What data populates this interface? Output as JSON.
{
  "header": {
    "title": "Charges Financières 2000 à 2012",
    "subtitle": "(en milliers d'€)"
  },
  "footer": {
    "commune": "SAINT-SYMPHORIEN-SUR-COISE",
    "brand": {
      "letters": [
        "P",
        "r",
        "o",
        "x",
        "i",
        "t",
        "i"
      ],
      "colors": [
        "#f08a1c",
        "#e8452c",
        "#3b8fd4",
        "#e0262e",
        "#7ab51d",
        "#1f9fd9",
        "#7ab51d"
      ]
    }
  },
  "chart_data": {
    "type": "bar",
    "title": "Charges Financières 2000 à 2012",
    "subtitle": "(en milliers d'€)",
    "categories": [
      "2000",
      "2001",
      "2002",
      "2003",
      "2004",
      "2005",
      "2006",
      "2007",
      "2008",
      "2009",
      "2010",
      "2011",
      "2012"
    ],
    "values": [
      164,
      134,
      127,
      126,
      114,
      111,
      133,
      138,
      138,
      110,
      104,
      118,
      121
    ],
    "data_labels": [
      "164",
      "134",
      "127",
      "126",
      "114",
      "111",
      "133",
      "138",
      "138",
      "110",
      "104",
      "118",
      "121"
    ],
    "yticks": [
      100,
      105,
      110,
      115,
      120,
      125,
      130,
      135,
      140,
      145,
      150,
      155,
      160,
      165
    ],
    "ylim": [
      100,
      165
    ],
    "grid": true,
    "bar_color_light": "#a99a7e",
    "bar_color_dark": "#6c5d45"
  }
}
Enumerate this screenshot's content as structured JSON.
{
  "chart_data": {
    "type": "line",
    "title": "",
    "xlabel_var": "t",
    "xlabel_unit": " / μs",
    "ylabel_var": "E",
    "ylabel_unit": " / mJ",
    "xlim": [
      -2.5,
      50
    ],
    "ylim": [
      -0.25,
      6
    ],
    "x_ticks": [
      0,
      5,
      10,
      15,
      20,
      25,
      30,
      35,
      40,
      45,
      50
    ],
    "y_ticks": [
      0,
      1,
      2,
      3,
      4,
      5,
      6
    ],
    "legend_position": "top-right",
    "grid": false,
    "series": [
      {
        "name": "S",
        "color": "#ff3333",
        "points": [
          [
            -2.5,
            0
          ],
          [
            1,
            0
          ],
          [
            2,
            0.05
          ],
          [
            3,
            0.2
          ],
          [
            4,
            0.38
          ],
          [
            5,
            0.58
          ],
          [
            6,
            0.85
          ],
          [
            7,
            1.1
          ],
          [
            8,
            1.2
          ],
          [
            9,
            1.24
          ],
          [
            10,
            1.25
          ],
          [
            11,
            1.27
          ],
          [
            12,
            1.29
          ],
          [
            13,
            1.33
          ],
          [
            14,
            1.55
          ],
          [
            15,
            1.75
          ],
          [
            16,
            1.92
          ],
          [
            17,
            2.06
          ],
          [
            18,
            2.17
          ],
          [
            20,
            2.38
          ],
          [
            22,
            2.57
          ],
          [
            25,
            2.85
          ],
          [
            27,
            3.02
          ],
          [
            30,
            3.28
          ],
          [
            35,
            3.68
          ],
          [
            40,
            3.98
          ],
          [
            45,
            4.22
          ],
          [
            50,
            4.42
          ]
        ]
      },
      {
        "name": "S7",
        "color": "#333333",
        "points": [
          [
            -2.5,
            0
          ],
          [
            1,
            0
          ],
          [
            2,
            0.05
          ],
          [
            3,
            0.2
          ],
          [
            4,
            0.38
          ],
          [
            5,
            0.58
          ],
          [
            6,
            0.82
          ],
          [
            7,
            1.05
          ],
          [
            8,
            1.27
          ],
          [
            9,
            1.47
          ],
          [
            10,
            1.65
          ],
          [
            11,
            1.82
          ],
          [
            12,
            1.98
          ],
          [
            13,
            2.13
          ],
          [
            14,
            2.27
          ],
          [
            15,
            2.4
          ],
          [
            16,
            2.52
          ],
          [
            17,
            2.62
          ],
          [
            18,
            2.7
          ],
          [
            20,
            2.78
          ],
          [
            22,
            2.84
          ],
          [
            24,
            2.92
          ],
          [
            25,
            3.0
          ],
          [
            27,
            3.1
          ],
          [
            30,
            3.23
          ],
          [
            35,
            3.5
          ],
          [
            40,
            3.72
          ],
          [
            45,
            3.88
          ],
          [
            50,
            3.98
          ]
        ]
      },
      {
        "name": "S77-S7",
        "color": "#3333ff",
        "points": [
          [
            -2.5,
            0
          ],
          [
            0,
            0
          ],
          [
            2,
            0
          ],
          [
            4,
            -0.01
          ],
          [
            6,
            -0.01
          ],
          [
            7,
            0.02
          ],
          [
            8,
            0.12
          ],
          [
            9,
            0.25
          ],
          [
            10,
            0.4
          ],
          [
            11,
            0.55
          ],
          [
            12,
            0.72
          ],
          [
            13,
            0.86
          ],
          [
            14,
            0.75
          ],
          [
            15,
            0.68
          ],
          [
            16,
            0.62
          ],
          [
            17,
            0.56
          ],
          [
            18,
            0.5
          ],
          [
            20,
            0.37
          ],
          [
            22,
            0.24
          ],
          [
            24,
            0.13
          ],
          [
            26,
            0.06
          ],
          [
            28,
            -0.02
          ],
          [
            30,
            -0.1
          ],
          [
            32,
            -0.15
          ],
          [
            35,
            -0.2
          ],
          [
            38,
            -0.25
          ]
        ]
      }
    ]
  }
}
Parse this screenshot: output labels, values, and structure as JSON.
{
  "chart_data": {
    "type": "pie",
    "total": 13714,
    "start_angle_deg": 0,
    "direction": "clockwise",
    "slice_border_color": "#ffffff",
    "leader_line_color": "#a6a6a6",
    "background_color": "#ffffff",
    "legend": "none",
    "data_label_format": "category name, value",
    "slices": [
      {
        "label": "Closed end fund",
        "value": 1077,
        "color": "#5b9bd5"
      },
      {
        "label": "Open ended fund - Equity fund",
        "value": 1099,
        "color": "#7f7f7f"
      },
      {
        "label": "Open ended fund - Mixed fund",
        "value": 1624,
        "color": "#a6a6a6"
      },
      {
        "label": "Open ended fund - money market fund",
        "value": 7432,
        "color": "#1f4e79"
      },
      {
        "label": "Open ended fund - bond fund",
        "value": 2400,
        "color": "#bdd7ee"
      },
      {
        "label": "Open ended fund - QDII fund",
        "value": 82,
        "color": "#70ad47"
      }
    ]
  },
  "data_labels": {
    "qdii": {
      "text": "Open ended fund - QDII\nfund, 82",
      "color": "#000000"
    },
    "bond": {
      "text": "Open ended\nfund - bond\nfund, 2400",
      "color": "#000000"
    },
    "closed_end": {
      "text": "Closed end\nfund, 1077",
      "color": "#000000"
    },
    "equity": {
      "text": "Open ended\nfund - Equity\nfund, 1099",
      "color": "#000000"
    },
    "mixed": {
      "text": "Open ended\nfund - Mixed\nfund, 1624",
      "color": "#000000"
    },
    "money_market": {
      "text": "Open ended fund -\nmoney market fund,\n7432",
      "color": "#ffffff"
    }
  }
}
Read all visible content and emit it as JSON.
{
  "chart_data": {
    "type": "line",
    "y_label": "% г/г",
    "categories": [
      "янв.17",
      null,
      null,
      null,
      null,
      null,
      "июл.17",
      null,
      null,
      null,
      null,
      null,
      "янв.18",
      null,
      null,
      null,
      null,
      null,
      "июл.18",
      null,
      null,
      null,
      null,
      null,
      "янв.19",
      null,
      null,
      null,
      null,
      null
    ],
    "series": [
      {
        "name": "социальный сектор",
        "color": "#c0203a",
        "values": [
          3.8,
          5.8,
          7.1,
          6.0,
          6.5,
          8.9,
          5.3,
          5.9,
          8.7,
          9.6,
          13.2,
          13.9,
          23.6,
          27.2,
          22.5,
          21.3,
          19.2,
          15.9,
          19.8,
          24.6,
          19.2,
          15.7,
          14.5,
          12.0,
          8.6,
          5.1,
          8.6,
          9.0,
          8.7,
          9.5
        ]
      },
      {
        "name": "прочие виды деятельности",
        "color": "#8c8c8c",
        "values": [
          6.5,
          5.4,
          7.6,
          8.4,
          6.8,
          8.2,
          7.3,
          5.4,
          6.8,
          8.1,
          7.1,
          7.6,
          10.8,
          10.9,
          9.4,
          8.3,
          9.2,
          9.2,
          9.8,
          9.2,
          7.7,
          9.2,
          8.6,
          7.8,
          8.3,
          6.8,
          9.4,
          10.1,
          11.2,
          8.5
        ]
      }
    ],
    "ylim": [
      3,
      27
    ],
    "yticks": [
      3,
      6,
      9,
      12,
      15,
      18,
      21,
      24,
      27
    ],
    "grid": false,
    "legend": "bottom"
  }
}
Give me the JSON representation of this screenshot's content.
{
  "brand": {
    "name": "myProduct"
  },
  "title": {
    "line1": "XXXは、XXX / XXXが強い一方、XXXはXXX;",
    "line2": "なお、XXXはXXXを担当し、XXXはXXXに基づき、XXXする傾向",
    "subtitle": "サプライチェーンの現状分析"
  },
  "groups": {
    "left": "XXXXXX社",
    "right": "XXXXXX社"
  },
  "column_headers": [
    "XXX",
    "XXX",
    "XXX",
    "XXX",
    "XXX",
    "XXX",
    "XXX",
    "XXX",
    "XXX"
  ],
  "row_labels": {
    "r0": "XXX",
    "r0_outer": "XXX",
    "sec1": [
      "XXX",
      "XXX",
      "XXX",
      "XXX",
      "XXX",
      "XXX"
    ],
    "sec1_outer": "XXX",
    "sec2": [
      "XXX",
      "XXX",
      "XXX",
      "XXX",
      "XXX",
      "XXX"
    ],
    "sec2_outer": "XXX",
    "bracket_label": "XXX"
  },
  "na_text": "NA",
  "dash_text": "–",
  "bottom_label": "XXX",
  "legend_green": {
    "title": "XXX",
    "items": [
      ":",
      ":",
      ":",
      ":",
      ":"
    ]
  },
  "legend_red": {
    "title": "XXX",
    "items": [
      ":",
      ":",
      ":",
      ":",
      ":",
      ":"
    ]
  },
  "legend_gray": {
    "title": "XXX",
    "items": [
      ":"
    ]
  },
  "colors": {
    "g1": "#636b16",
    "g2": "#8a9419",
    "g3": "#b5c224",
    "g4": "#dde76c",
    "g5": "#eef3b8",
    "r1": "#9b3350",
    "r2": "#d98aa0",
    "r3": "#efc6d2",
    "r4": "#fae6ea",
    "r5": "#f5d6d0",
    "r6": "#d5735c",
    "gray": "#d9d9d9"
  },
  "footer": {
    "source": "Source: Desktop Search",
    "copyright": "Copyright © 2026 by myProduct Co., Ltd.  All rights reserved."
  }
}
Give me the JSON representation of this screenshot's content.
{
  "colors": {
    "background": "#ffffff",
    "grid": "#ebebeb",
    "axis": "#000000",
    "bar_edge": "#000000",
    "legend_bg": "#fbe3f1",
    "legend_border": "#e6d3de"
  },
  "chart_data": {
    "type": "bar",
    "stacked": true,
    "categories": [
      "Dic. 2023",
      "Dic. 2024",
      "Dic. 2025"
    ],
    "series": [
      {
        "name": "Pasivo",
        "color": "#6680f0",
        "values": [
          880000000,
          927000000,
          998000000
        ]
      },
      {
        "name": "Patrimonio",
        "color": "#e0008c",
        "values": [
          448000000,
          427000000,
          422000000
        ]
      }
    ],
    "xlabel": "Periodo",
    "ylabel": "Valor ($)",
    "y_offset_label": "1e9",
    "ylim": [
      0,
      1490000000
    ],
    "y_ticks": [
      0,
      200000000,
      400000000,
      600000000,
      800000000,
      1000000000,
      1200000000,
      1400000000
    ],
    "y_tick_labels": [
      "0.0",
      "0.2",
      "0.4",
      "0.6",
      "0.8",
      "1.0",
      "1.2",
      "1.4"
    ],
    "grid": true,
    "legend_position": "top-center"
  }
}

→ Task requirements:
Looking at the material above, count the lines containing the string "content" and reply with the count alone.

→ Response below:
4